* GIVEN DATA

════════════════════

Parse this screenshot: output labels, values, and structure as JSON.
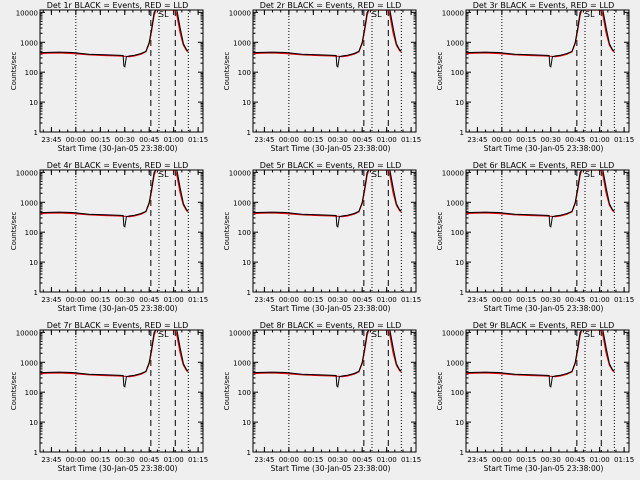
{
  "figure": {
    "background": "#efefef",
    "colors": {
      "events": "#000000",
      "lld": "#e00000"
    }
  },
  "chart_data": [
    {
      "type": "line",
      "title": "Det 1r BLACK = Events, RED = LLD",
      "xlabel": "Start Time (30-Jan-05 23:38:00)",
      "ylabel": "Counts/sec",
      "xlim": [
        "23:38",
        "01:18"
      ],
      "ylim": [
        1,
        12000
      ],
      "yscale": "log",
      "x_ticks": [
        "23:45",
        "00:00",
        "00:15",
        "00:30",
        "00:45",
        "01:00",
        "01:15"
      ],
      "y_ticks": [
        "1",
        "10",
        "100",
        "1000",
        "10000"
      ],
      "x_unit_ticks_minutes_after_start": [
        7,
        22,
        37,
        52,
        67,
        82,
        97
      ],
      "series": [
        {
          "name": "Events",
          "color": "#000000",
          "x": [
            0,
            5,
            12,
            20,
            30,
            40,
            48,
            51,
            51.5,
            52,
            53,
            55,
            58,
            62,
            65,
            67,
            68.5,
            70,
            71,
            72,
            73,
            74,
            76,
            78,
            80,
            82,
            84,
            86,
            88,
            90,
            91
          ],
          "y": [
            450,
            460,
            470,
            455,
            400,
            380,
            370,
            360,
            160,
            150,
            330,
            350,
            370,
            420,
            500,
            1000,
            3000,
            10000,
            12000,
            12000,
            12000,
            12000,
            12000,
            12000,
            12000,
            12000,
            12000,
            3000,
            900,
            550,
            520
          ]
        },
        {
          "name": "LLD",
          "color": "#e00000",
          "x": [
            0,
            5,
            12,
            20,
            30,
            40,
            48,
            52,
            55,
            58,
            62,
            65,
            67,
            68.5,
            70,
            71,
            72,
            82,
            83,
            84,
            86,
            88,
            90,
            91
          ],
          "y": [
            420,
            430,
            440,
            420,
            380,
            360,
            350,
            340,
            330,
            350,
            400,
            480,
            900,
            2500,
            8000,
            12000,
            12000,
            12000,
            12000,
            8000,
            2000,
            800,
            520,
            480
          ]
        }
      ],
      "vlines": [
        {
          "x": 22,
          "style": "dotted"
        },
        {
          "x": 68,
          "style": "dashed"
        },
        {
          "x": 73,
          "style": "dotted"
        },
        {
          "x": 83,
          "style": "dashed"
        },
        {
          "x": 91,
          "style": "dotted"
        }
      ],
      "top_markers": [
        {
          "label": "S",
          "x": 74.5
        },
        {
          "label": "L",
          "x": 77.5
        }
      ]
    },
    {
      "type": "line",
      "title": "Det 2r BLACK = Events, RED = LLD",
      "xlabel": "Start Time (30-Jan-05 23:38:00)",
      "ylabel": "Counts/sec",
      "xlim": [
        "23:38",
        "01:18"
      ],
      "ylim": [
        1,
        12000
      ],
      "yscale": "log",
      "x_ticks": [
        "23:45",
        "00:00",
        "00:15",
        "00:30",
        "00:45",
        "01:00",
        "01:15"
      ],
      "y_ticks": [
        "1",
        "10",
        "100",
        "1000",
        "10000"
      ],
      "series_same_shape_as": "Det 1r"
    },
    {
      "type": "line",
      "title": "Det 3r BLACK = Events, RED = LLD",
      "xlabel": "Start Time (30-Jan-05 23:38:00)",
      "ylabel": "Counts/sec",
      "xlim": [
        "23:38",
        "01:18"
      ],
      "ylim": [
        1,
        12000
      ],
      "yscale": "log",
      "x_ticks": [
        "23:45",
        "00:00",
        "00:15",
        "00:30",
        "00:45",
        "01:00",
        "01:15"
      ],
      "y_ticks": [
        "1",
        "10",
        "100",
        "1000",
        "10000"
      ],
      "series_same_shape_as": "Det 1r"
    },
    {
      "type": "line",
      "title": "Det 4r BLACK = Events, RED = LLD",
      "xlabel": "Start Time (30-Jan-05 23:38:00)",
      "ylabel": "Counts/sec",
      "xlim": [
        "23:38",
        "01:18"
      ],
      "ylim": [
        1,
        12000
      ],
      "yscale": "log",
      "x_ticks": [
        "23:45",
        "00:00",
        "00:15",
        "00:30",
        "00:45",
        "01:00",
        "01:15"
      ],
      "y_ticks": [
        "1",
        "10",
        "100",
        "1000",
        "10000"
      ],
      "series_same_shape_as": "Det 1r"
    },
    {
      "type": "line",
      "title": "Det 5r BLACK = Events, RED = LLD",
      "xlabel": "Start Time (30-Jan-05 23:38:00)",
      "ylabel": "Counts/sec",
      "xlim": [
        "23:38",
        "01:18"
      ],
      "ylim": [
        1,
        12000
      ],
      "yscale": "log",
      "x_ticks": [
        "23:45",
        "00:00",
        "00:15",
        "00:30",
        "00:45",
        "01:00",
        "01:15"
      ],
      "y_ticks": [
        "1",
        "10",
        "100",
        "1000",
        "10000"
      ],
      "series_same_shape_as": "Det 1r"
    },
    {
      "type": "line",
      "title": "Det 6r BLACK = Events, RED = LLD",
      "xlabel": "Start Time (30-Jan-05 23:38:00)",
      "ylabel": "Counts/sec",
      "xlim": [
        "23:38",
        "01:18"
      ],
      "ylim": [
        1,
        12000
      ],
      "yscale": "log",
      "x_ticks": [
        "23:45",
        "00:00",
        "00:15",
        "00:30",
        "00:45",
        "01:00",
        "01:15"
      ],
      "y_ticks": [
        "1",
        "10",
        "100",
        "1000",
        "10000"
      ],
      "series_same_shape_as": "Det 1r"
    },
    {
      "type": "line",
      "title": "Det 7r BLACK = Events, RED = LLD",
      "xlabel": "Start Time (30-Jan-05 23:38:00)",
      "ylabel": "Counts/sec",
      "xlim": [
        "23:38",
        "01:18"
      ],
      "ylim": [
        1,
        12000
      ],
      "yscale": "log",
      "x_ticks": [
        "23:45",
        "00:00",
        "00:15",
        "00:30",
        "00:45",
        "01:00",
        "01:15"
      ],
      "y_ticks": [
        "1",
        "10",
        "100",
        "1000",
        "10000"
      ],
      "series_same_shape_as": "Det 1r"
    },
    {
      "type": "line",
      "title": "Det 8r BLACK = Events, RED = LLD",
      "xlabel": "Start Time (30-Jan-05 23:38:00)",
      "ylabel": "Counts/sec",
      "xlim": [
        "23:38",
        "01:18"
      ],
      "ylim": [
        1,
        12000
      ],
      "yscale": "log",
      "x_ticks": [
        "23:45",
        "00:00",
        "00:15",
        "00:30",
        "00:45",
        "01:00",
        "01:15"
      ],
      "y_ticks": [
        "1",
        "10",
        "100",
        "1000",
        "10000"
      ],
      "series_same_shape_as": "Det 1r"
    },
    {
      "type": "line",
      "title": "Det 9r BLACK = Events, RED = LLD",
      "xlabel": "Start Time (30-Jan-05 23:38:00)",
      "ylabel": "Counts/sec",
      "xlim": [
        "23:38",
        "01:18"
      ],
      "ylim": [
        1,
        12000
      ],
      "yscale": "log",
      "x_ticks": [
        "23:45",
        "00:00",
        "00:15",
        "00:30",
        "00:45",
        "01:00",
        "01:15"
      ],
      "y_ticks": [
        "1",
        "10",
        "100",
        "1000",
        "10000"
      ],
      "series_same_shape_as": "Det 1r"
    }
  ]
}
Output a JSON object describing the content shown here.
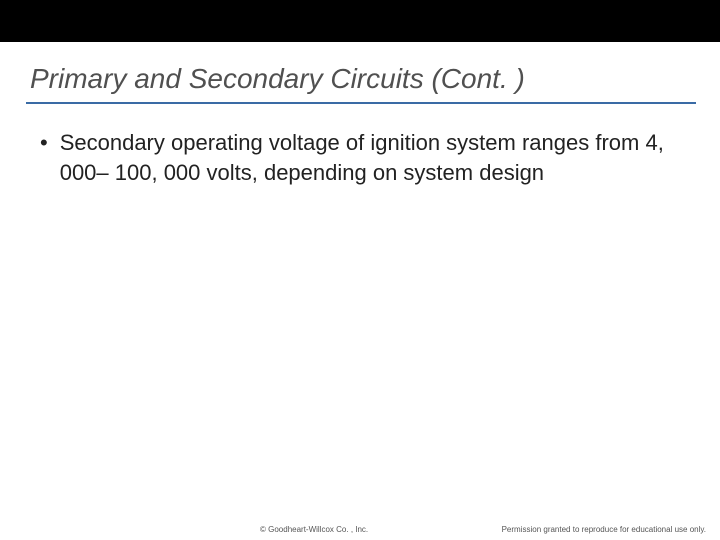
{
  "slide": {
    "title": "Primary and Secondary Circuits (Cont. )",
    "title_color": "#505050",
    "title_fontsize": 28,
    "title_style": "italic",
    "rule_color": "#3a6ba5",
    "topbar_color": "#000000",
    "background_color": "#ffffff",
    "bullets": [
      {
        "marker": "•",
        "text": "Secondary operating voltage of ignition system ranges from 4, 000– 100, 000 volts, depending on system design"
      }
    ],
    "body_fontsize": 22,
    "body_color": "#222222"
  },
  "footer": {
    "copyright": "© Goodheart-Willcox Co. , Inc.",
    "permission": "Permission granted to reproduce for educational use only.",
    "fontsize": 8,
    "color": "#555555"
  }
}
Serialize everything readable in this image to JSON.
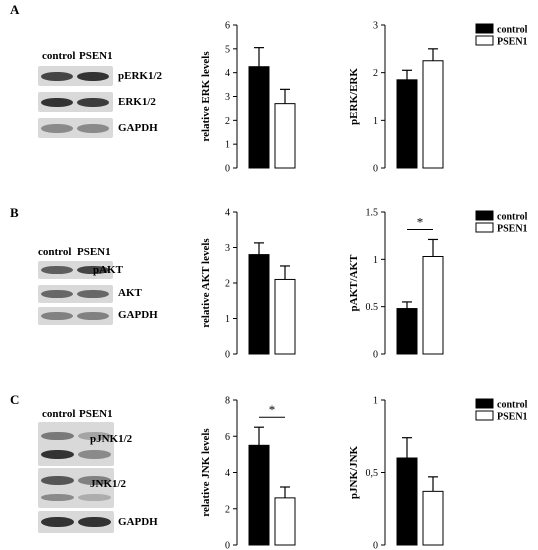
{
  "panels": [
    {
      "letter": "A",
      "blot": {
        "lane_labels": [
          "control",
          "PSEN1"
        ],
        "rows": [
          {
            "label": "pERK1/2",
            "bands": [
              0.85,
              0.95
            ]
          },
          {
            "label": "ERK1/2",
            "bands": [
              0.95,
              0.9
            ]
          },
          {
            "label": "GAPDH",
            "bands": [
              0.45,
              0.45
            ]
          }
        ]
      }
    },
    {
      "letter": "B",
      "blot": {
        "lane_labels": [
          "control",
          "PSEN1"
        ],
        "rows": [
          {
            "label": "pAKT",
            "bands": [
              0.7,
              0.85
            ]
          },
          {
            "label": "AKT",
            "bands": [
              0.65,
              0.65
            ]
          },
          {
            "label": "GAPDH",
            "bands": [
              0.5,
              0.5
            ]
          }
        ]
      }
    },
    {
      "letter": "C",
      "blot": {
        "lane_labels": [
          "control",
          "PSEN1"
        ],
        "rows": [
          {
            "label": "pJNK1/2",
            "bands": [
              0.95,
              0.45
            ],
            "double": true
          },
          {
            "label": "JNK1/2",
            "bands": [
              0.75,
              0.5
            ],
            "double": true
          },
          {
            "label": "GAPDH",
            "bands": [
              0.95,
              0.95
            ]
          }
        ]
      }
    }
  ],
  "chart_data": [
    {
      "type": "bar",
      "panel": "A",
      "categories": [
        "control",
        "PSEN1"
      ],
      "values": [
        4.25,
        2.7
      ],
      "errors": [
        0.8,
        0.6
      ],
      "ylabel": "relative ERK levels",
      "ylim": [
        0,
        6
      ],
      "yticks": [
        "0",
        "1",
        "2",
        "3",
        "4",
        "5",
        "6"
      ],
      "significance": "",
      "legend": false
    },
    {
      "type": "bar",
      "panel": "A",
      "categories": [
        "control",
        "PSEN1"
      ],
      "values": [
        1.85,
        2.25
      ],
      "errors": [
        0.2,
        0.25
      ],
      "ylabel": "pERK/ERK",
      "ylim": [
        0,
        3
      ],
      "yticks": [
        "0",
        "1",
        "2",
        "3"
      ],
      "significance": "",
      "legend": true,
      "legend_labels": [
        "control",
        "PSEN1"
      ]
    },
    {
      "type": "bar",
      "panel": "B",
      "categories": [
        "control",
        "PSEN1"
      ],
      "values": [
        2.8,
        2.1
      ],
      "errors": [
        0.33,
        0.38
      ],
      "ylabel": "relative AKT levels",
      "ylim": [
        0,
        4
      ],
      "yticks": [
        "0",
        "1",
        "2",
        "3",
        "4"
      ],
      "significance": "",
      "legend": false
    },
    {
      "type": "bar",
      "panel": "B",
      "categories": [
        "control",
        "PSEN1"
      ],
      "values": [
        0.48,
        1.03
      ],
      "errors": [
        0.07,
        0.18
      ],
      "ylabel": "pAKT/AKT",
      "ylim": [
        0,
        1.5
      ],
      "yticks": [
        "0",
        "0.5",
        "1",
        "1.5"
      ],
      "significance": "*",
      "legend": true,
      "legend_labels": [
        "control",
        "PSEN1"
      ]
    },
    {
      "type": "bar",
      "panel": "C",
      "categories": [
        "control",
        "PSEN1"
      ],
      "values": [
        5.5,
        2.6
      ],
      "errors": [
        1.0,
        0.6
      ],
      "ylabel": "relative JNK levels",
      "ylim": [
        0,
        8
      ],
      "yticks": [
        "0",
        "2",
        "4",
        "6",
        "8"
      ],
      "significance": "*",
      "legend": false
    },
    {
      "type": "bar",
      "panel": "C",
      "categories": [
        "control",
        "PSEN1"
      ],
      "values": [
        0.6,
        0.37
      ],
      "errors": [
        0.14,
        0.1
      ],
      "ylabel": "pJNK/JNK",
      "ylim": [
        0,
        1
      ],
      "yticks": [
        "0",
        "0,5",
        "1"
      ],
      "significance": "",
      "legend": true,
      "legend_labels": [
        "control",
        "PSEN1"
      ]
    }
  ],
  "colors": {
    "control_fill": "#000000",
    "psen1_fill": "#ffffff",
    "axis": "#000000",
    "blot_background": "#d9d9d9",
    "band": "#2a2a2a"
  }
}
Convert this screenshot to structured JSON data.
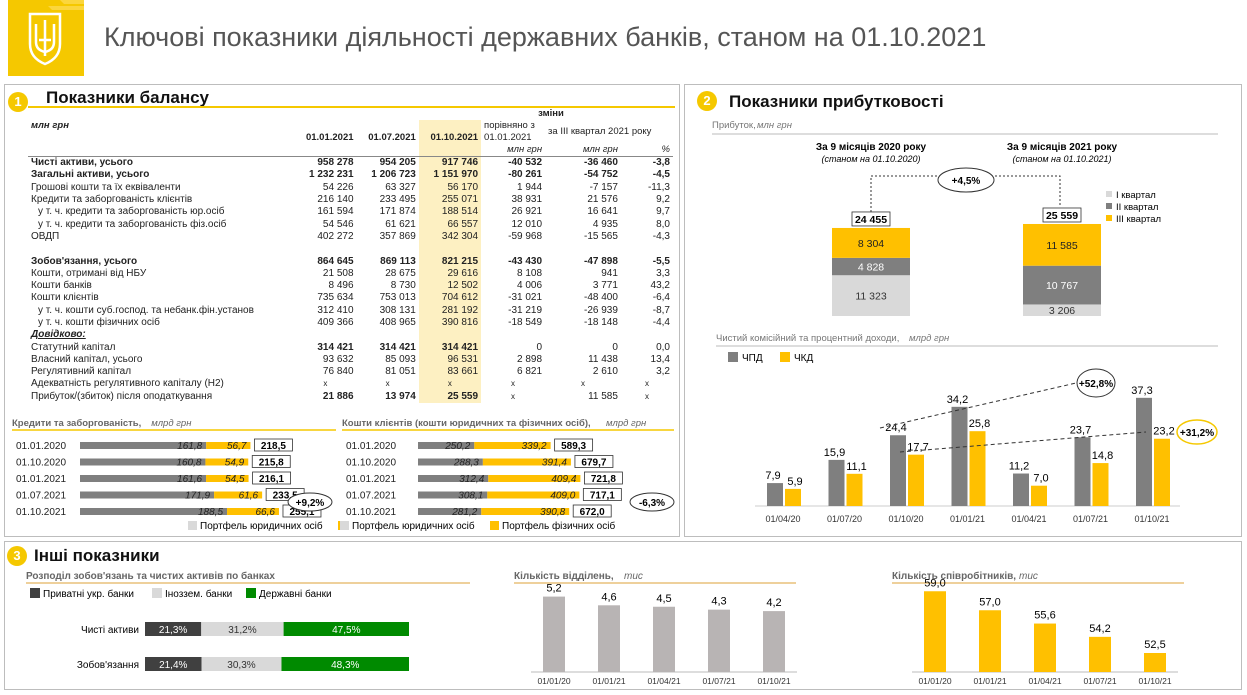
{
  "header": {
    "title": "Ключові показники діяльності державних банків, станом на 01.10.2021"
  },
  "colors": {
    "yellow": "#FFC000",
    "gray": "#7F7F7F",
    "lightgray": "#D9D9D9",
    "green": "#008A00",
    "dark": "#404040"
  },
  "balance": {
    "badge": "1",
    "title": "Показники балансу",
    "unit_label": "млн грн",
    "changes_header": "зміни",
    "col_dates": [
      "01.01.2021",
      "01.07.2021",
      "01.10.2021"
    ],
    "col_change1": "порівняно з 01.01.2021",
    "col_change2": "за ІІІ квартал 2021 року",
    "sub_units": [
      "млн грн",
      "млн грн",
      "%"
    ],
    "rows": [
      {
        "label": "Чисті активи, усього",
        "v": [
          "958 278",
          "954 205",
          "917 746",
          "-40 532",
          "-36 460",
          "-3,8"
        ],
        "bold": true,
        "indent": false
      },
      {
        "label": "Загальні активи, усього",
        "v": [
          "1 232 231",
          "1 206 723",
          "1 151 970",
          "-80 261",
          "-54 752",
          "-4,5"
        ],
        "bold": true,
        "indent": false
      },
      {
        "label": "Грошові кошти та їх еквіваленти",
        "v": [
          "54 226",
          "63 327",
          "56 170",
          "1 944",
          "-7 157",
          "-11,3"
        ],
        "bold": false,
        "indent": false
      },
      {
        "label": "Кредити та заборгованість клієнтів",
        "v": [
          "216 140",
          "233 495",
          "255 071",
          "38 931",
          "21 576",
          "9,2"
        ],
        "bold": false,
        "indent": false
      },
      {
        "label": "у т. ч. кредити та заборгованість юр.осіб",
        "v": [
          "161 594",
          "171 874",
          "188 514",
          "26 921",
          "16 641",
          "9,7"
        ],
        "bold": false,
        "indent": true
      },
      {
        "label": "у т. ч. кредити та заборгованість фіз.осіб",
        "v": [
          "54 546",
          "61 621",
          "66 557",
          "12 010",
          "4 935",
          "8,0"
        ],
        "bold": false,
        "indent": true
      },
      {
        "label": "ОВДП",
        "v": [
          "402 272",
          "357 869",
          "342 304",
          "-59 968",
          "-15 565",
          "-4,3"
        ],
        "bold": false,
        "indent": false
      },
      {
        "label": "",
        "v": [
          "",
          "",
          "",
          "",
          "",
          ""
        ],
        "bold": false,
        "indent": false,
        "spacer": true
      },
      {
        "label": "Зобов'язання, усього",
        "v": [
          "864 645",
          "869 113",
          "821 215",
          "-43 430",
          "-47 898",
          "-5,5"
        ],
        "bold": true,
        "indent": false
      },
      {
        "label": "Кошти, отримані від НБУ",
        "v": [
          "21 508",
          "28 675",
          "29 616",
          "8 108",
          "941",
          "3,3"
        ],
        "bold": false,
        "indent": false
      },
      {
        "label": "Кошти банків",
        "v": [
          "8 496",
          "8 730",
          "12 502",
          "4 006",
          "3 771",
          "43,2"
        ],
        "bold": false,
        "indent": false
      },
      {
        "label": "Кошти клієнтів",
        "v": [
          "735 634",
          "753 013",
          "704 612",
          "-31 021",
          "-48 400",
          "-6,4"
        ],
        "bold": false,
        "indent": false
      },
      {
        "label": "у т. ч. кошти суб.господ. та небанк.фін.установ",
        "v": [
          "312 410",
          "308 131",
          "281 192",
          "-31 219",
          "-26 939",
          "-8,7"
        ],
        "bold": false,
        "indent": true
      },
      {
        "label": "у т. ч. кошти фізичних осіб",
        "v": [
          "409 366",
          "408 965",
          "390 816",
          "-18 549",
          "-18 148",
          "-4,4"
        ],
        "bold": false,
        "indent": true
      },
      {
        "label": "Довідково:",
        "v": [
          "",
          "",
          "",
          "",
          "",
          ""
        ],
        "bold": true,
        "indent": false,
        "ref": true
      },
      {
        "label": "Статутний капітал",
        "v": [
          "314 421",
          "314 421",
          "314 421",
          "0",
          "0",
          "0,0"
        ],
        "bold": false,
        "boldnums": true,
        "indent": false
      },
      {
        "label": "Власний капітал, усього",
        "v": [
          "93 632",
          "85 093",
          "96 531",
          "2 898",
          "11 438",
          "13,4"
        ],
        "bold": false,
        "indent": false
      },
      {
        "label": "Регулятивний капітал",
        "v": [
          "76 840",
          "81 051",
          "83 661",
          "6 821",
          "2 610",
          "3,2"
        ],
        "bold": false,
        "indent": false
      },
      {
        "label": "Адекватність регулятивного капіталу (Н2)",
        "v": [
          "x",
          "x",
          "x",
          "x",
          "x",
          "x"
        ],
        "bold": false,
        "indent": false
      },
      {
        "label": "Прибуток/(збиток) після оподаткування",
        "v": [
          "21 886",
          "13 974",
          "25 559",
          "x",
          "11 585",
          "x"
        ],
        "bold": false,
        "boldnums": true,
        "indent": false
      }
    ]
  },
  "chart_data": [
    {
      "type": "bar",
      "orientation": "horizontal-stacked",
      "title": "Кредити та заборгованість,",
      "unit": "млрд грн",
      "categories": [
        "01.01.2020",
        "01.10.2020",
        "01.01.2021",
        "01.07.2021",
        "01.10.2021"
      ],
      "series": [
        {
          "name": "Портфель юридичних осіб",
          "values": [
            161.8,
            160.8,
            161.6,
            171.9,
            188.5
          ]
        },
        {
          "name": "Портфель фізичних осіб",
          "values": [
            56.7,
            54.9,
            54.5,
            61.6,
            66.6
          ]
        }
      ],
      "labels": [
        "161,8",
        "160,8",
        "161,6",
        "171,9",
        "188,5"
      ],
      "labels2": [
        "56,7",
        "54,9",
        "54,5",
        "61,6",
        "66,6"
      ],
      "totals": [
        "218,5",
        "215,8",
        "216,1",
        "233,5",
        "255,1"
      ],
      "annotation": "+9,2%"
    },
    {
      "type": "bar",
      "orientation": "horizontal-stacked",
      "title": "Кошти клієнтів (кошти юридичних та фізичних осіб),",
      "unit": "млрд грн",
      "categories": [
        "01.01.2020",
        "01.10.2020",
        "01.01.2021",
        "01.07.2021",
        "01.10.2021"
      ],
      "series": [
        {
          "name": "Портфель юридичних осіб",
          "values": [
            250.2,
            288.3,
            312.4,
            308.1,
            281.2
          ]
        },
        {
          "name": "Портфель фізичних осіб",
          "values": [
            339.2,
            391.4,
            409.4,
            409.0,
            390.8
          ]
        }
      ],
      "labels": [
        "250,2",
        "288,3",
        "312,4",
        "308,1",
        "281,2"
      ],
      "labels2": [
        "339,2",
        "391,4",
        "409,4",
        "409,0",
        "390,8"
      ],
      "totals": [
        "589,3",
        "679,7",
        "721,8",
        "717,1",
        "672,0"
      ],
      "annotation": "-6,3%"
    },
    {
      "type": "bar",
      "orientation": "vertical-stacked",
      "title": "Прибуток,",
      "unit": "млн грн",
      "categories": [
        "За 9 місяців 2020 року",
        "За 9 місяців 2021 року"
      ],
      "category_notes": [
        "(станом на 01.10.2020)",
        "(станом на 01.10.2021)"
      ],
      "series": [
        {
          "name": "І квартал",
          "values": [
            11323,
            3206
          ]
        },
        {
          "name": "ІІ квартал",
          "values": [
            4828,
            10767
          ]
        },
        {
          "name": "ІІІ квартал",
          "values": [
            8304,
            11585
          ]
        }
      ],
      "labels": [
        [
          "11 323",
          "4 828",
          "8 304"
        ],
        [
          "3 206",
          "10 767",
          "11 585"
        ]
      ],
      "totals": [
        "24 455",
        "25 559"
      ],
      "annotation": "+4,5%"
    },
    {
      "type": "bar",
      "title": "Чистий комісійний та процентний доходи,",
      "unit": "млрд грн",
      "categories": [
        "01/04/20",
        "01/07/20",
        "01/10/20",
        "01/01/21",
        "01/04/21",
        "01/07/21",
        "01/10/21"
      ],
      "series": [
        {
          "name": "ЧПД",
          "values": [
            7.9,
            15.9,
            24.4,
            34.2,
            11.2,
            23.7,
            37.3
          ]
        },
        {
          "name": "ЧКД",
          "values": [
            5.9,
            11.1,
            17.7,
            25.8,
            7.0,
            14.8,
            23.2
          ]
        }
      ],
      "labels1": [
        "7,9",
        "15,9",
        "24,4",
        "34,2",
        "11,2",
        "23,7",
        "37,3"
      ],
      "labels2": [
        "5,9",
        "11,1",
        "17,7",
        "25,8",
        "7,0",
        "14,8",
        "23,2"
      ],
      "annotations": [
        "+52,8%",
        "+31,2%"
      ]
    },
    {
      "type": "bar",
      "orientation": "horizontal-100pct",
      "title": "Розподіл зобов'язань та чистих активів по банках",
      "categories": [
        "Чисті активи",
        "Зобов'язання"
      ],
      "series": [
        {
          "name": "Приватні укр. банки",
          "values": [
            21.3,
            21.4
          ]
        },
        {
          "name": "Іноззем. банки",
          "values": [
            31.2,
            30.3
          ]
        },
        {
          "name": "Державні банки",
          "values": [
            47.5,
            48.3
          ]
        }
      ],
      "labels": [
        [
          "21,3%",
          "31,2%",
          "47,5%"
        ],
        [
          "21,4%",
          "30,3%",
          "48,3%"
        ]
      ]
    },
    {
      "type": "bar",
      "title": "Кількість відділень,",
      "unit": "тис",
      "categories": [
        "01/01/20",
        "01/01/21",
        "01/04/21",
        "01/07/21",
        "01/10/21"
      ],
      "values": [
        5.2,
        4.6,
        4.5,
        4.3,
        4.2
      ],
      "labels": [
        "5,2",
        "4,6",
        "4,5",
        "4,3",
        "4,2"
      ]
    },
    {
      "type": "bar",
      "title": "Кількість співробітників,",
      "unit": "тис",
      "categories": [
        "01/01/20",
        "01/01/21",
        "01/04/21",
        "01/07/21",
        "01/10/21"
      ],
      "values": [
        59.0,
        57.0,
        55.6,
        54.2,
        52.5
      ],
      "labels": [
        "59,0",
        "57,0",
        "55,6",
        "54,2",
        "52,5"
      ]
    }
  ],
  "profit_section": {
    "badge": "2",
    "title": "Показники прибутковості"
  },
  "other_section": {
    "badge": "3",
    "title": "Інші показники"
  }
}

════════════════════

* PROBLEM DETAILS
Work through the listing above and report how many lines include the string "BLACK", with no other text.

* THE COMPLETED TASK
9